Goal: Return the full material exactly.
═════ Data for processing
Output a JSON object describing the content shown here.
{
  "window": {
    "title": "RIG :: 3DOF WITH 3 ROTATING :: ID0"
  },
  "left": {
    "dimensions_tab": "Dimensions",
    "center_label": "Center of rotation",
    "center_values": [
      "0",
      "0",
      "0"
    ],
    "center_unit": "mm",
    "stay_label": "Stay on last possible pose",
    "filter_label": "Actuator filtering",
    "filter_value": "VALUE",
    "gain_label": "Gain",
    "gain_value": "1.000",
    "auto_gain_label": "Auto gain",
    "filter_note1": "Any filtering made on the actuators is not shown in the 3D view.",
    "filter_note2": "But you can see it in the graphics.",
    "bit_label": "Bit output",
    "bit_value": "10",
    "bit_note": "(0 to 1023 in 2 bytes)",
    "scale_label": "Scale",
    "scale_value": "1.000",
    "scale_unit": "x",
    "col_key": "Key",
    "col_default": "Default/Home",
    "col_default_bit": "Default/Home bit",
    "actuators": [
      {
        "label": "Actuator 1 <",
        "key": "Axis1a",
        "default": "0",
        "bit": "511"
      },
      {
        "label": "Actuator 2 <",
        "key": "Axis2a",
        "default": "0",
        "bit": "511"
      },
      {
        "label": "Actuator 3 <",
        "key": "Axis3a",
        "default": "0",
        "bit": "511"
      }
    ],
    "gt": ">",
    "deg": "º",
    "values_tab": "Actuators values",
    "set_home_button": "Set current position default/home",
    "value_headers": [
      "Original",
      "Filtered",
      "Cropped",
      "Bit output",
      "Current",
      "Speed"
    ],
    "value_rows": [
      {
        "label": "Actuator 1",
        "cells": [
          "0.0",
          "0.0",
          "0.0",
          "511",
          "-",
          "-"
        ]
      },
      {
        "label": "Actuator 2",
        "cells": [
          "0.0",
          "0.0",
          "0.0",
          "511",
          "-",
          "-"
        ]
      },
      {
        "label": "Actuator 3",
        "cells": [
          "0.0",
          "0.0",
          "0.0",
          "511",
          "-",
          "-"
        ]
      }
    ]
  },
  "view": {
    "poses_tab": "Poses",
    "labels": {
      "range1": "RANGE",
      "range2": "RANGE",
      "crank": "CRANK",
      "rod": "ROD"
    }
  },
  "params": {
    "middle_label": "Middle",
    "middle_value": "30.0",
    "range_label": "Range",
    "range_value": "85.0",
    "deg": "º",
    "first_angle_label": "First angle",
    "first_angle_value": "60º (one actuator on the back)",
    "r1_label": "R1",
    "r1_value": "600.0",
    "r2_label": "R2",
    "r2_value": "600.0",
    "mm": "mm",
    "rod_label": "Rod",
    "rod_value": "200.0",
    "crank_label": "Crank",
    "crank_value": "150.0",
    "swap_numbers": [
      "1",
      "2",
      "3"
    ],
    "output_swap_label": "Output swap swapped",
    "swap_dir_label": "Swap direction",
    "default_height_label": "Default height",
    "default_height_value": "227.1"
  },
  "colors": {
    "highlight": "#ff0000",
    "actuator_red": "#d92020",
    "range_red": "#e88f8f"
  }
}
══════════
Written solution:
Output a JSON object describing the content shown here.
{
  "window": {
    "title": "RIG :: 3DOF WITH 3 ROTATING :: ID0"
  },
  "left": {
    "dimensions_tab": "Dimensions",
    "center_label": "Center of rotation",
    "center_values": [
      "0",
      "0",
      "0"
    ],
    "center_unit": "mm",
    "stay_label": "Stay on last possible pose",
    "filter_label": "Actuator filtering",
    "filter_value": "VALUE",
    "gain_label": "Gain",
    "gain_value": "1.000",
    "auto_gain_label": "Auto gain",
    "filter_note1": "Any filtering made on the actuators is not shown in the 3D view.",
    "filter_note2": "But you can see it in the graphics.",
    "bit_label": "Bit output",
    "bit_value": "10",
    "bit_note": "(0 to 1023 in 2 bytes)",
    "scale_label": "Scale",
    "scale_value": "1.000",
    "scale_unit": "x",
    "col_key": "Key",
    "col_default": "Default/Home",
    "col_default_bit": "Default/Home bit",
    "actuators": [
      {
        "label": "Actuator 1 <",
        "key": "Axis1a",
        "default": "0",
        "bit": "511"
      },
      {
        "label": "Actuator 2 <",
        "key": "Axis2a",
        "default": "0",
        "bit": "511"
      },
      {
        "label": "Actuator 3 <",
        "key": "Axis3a",
        "default": "0",
        "bit": "511"
      }
    ],
    "gt": ">",
    "deg": "º",
    "values_tab": "Actuators values",
    "set_home_button": "Set current position default/home",
    "value_headers": [
      "Original",
      "Filtered",
      "Cropped",
      "Bit output",
      "Current",
      "Speed"
    ],
    "value_rows": [
      {
        "label": "Actuator 1",
        "cells": [
          "0.0",
          "0.0",
          "0.0",
          "511",
          "-",
          "-"
        ]
      },
      {
        "label": "Actuator 2",
        "cells": [
          "0.0",
          "0.0",
          "0.0",
          "511",
          "-",
          "-"
        ]
      },
      {
        "label": "Actuator 3",
        "cells": [
          "0.0",
          "0.0",
          "0.0",
          "511",
          "-",
          "-"
        ]
      }
    ]
  },
  "view": {
    "poses_tab": "Poses",
    "labels": {
      "range1": "RANGE",
      "range2": "RANGE",
      "crank": "CRANK",
      "rod": "ROD"
    }
  },
  "params": {
    "middle_label": "Middle",
    "middle_value": "30.0",
    "range_label": "Range",
    "range_value": "85.0",
    "deg": "º",
    "first_angle_label": "First angle",
    "first_angle_value": "60º (one actuator on the back)",
    "r1_label": "R1",
    "r1_value": "600.0",
    "r2_label": "R2",
    "r2_value": "600.0",
    "mm": "mm",
    "rod_label": "Rod",
    "rod_value": "200.0",
    "crank_label": "Crank",
    "crank_value": "150.0",
    "swap_numbers": [
      "1",
      "2",
      "3"
    ],
    "output_swap_label": "Output swap swapped",
    "swap_dir_label": "Swap direction",
    "default_height_label": "Default height",
    "default_height_value": "227.1"
  },
  "colors": {
    "highlight": "#ff0000",
    "actuator_red": "#d92020",
    "range_red": "#e88f8f"
  }
}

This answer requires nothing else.